◆ Directions
Transcribe the records in full, keeping every character as it is.

◆ Material for the task
+++++

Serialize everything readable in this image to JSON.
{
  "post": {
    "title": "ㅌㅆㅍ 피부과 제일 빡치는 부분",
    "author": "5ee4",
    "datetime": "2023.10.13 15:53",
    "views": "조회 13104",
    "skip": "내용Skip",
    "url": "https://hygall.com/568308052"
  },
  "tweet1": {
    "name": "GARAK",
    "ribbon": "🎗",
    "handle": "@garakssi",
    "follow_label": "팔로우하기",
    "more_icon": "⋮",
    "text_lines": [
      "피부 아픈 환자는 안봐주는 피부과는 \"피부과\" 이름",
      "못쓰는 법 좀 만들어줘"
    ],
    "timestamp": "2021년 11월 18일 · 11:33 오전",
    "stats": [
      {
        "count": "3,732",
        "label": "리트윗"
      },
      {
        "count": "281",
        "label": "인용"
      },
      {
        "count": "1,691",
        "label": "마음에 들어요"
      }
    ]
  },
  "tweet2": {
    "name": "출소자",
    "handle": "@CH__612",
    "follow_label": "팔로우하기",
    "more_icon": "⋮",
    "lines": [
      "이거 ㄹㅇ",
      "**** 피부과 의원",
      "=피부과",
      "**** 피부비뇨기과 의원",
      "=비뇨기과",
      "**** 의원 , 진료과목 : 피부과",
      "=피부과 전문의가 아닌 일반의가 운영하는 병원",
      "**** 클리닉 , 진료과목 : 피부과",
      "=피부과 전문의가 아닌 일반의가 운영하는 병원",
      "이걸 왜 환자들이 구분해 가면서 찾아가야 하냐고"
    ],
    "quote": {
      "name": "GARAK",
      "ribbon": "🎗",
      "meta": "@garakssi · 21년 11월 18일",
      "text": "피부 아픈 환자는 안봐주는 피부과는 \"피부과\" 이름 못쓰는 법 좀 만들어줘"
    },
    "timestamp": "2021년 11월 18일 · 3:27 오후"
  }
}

+++++

◆ Response to the exercise
Serialize everything readable in this image to JSON.
{
  "post": {
    "title": "ㅌㅆㅍ 피부과 제일 빡치는 부분",
    "author": "5ee4",
    "datetime": "2023.10.13 15:53",
    "views": "조회 13104",
    "skip": "내용Skip",
    "url": "https://hygall.com/568308052"
  },
  "tweet1": {
    "name": "GARAK",
    "ribbon": "🎗",
    "handle": "@garakssi",
    "follow_label": "팔로우하기",
    "more_icon": "⋮",
    "text_lines": [
      "피부 아픈 환자는 안봐주는 피부과는 \"피부과\" 이름",
      "못쓰는 법 좀 만들어줘"
    ],
    "timestamp": "2021년 11월 18일 · 11:33 오전",
    "stats": [
      {
        "count": "3,732",
        "label": "리트윗"
      },
      {
        "count": "281",
        "label": "인용"
      },
      {
        "count": "1,691",
        "label": "마음에 들어요"
      }
    ]
  },
  "tweet2": {
    "name": "출소자",
    "handle": "@CH__612",
    "follow_label": "팔로우하기",
    "more_icon": "⋮",
    "lines": [
      "이거 ㄹㅇ",
      "**** 피부과 의원",
      "=피부과",
      "**** 피부비뇨기과 의원",
      "=비뇨기과",
      "**** 의원 , 진료과목 : 피부과",
      "=피부과 전문의가 아닌 일반의가 운영하는 병원",
      "**** 클리닉 , 진료과목 : 피부과",
      "=피부과 전문의가 아닌 일반의가 운영하는 병원",
      "이걸 왜 환자들이 구분해 가면서 찾아가야 하냐고"
    ],
    "quote": {
      "name": "GARAK",
      "ribbon": "🎗",
      "meta": "@garakssi · 21년 11월 18일",
      "text": "피부 아픈 환자는 안봐주는 피부과는 \"피부과\" 이름 못쓰는 법 좀 만들어줘"
    },
    "timestamp": "2021년 11월 18일 · 3:27 오후"
  }
}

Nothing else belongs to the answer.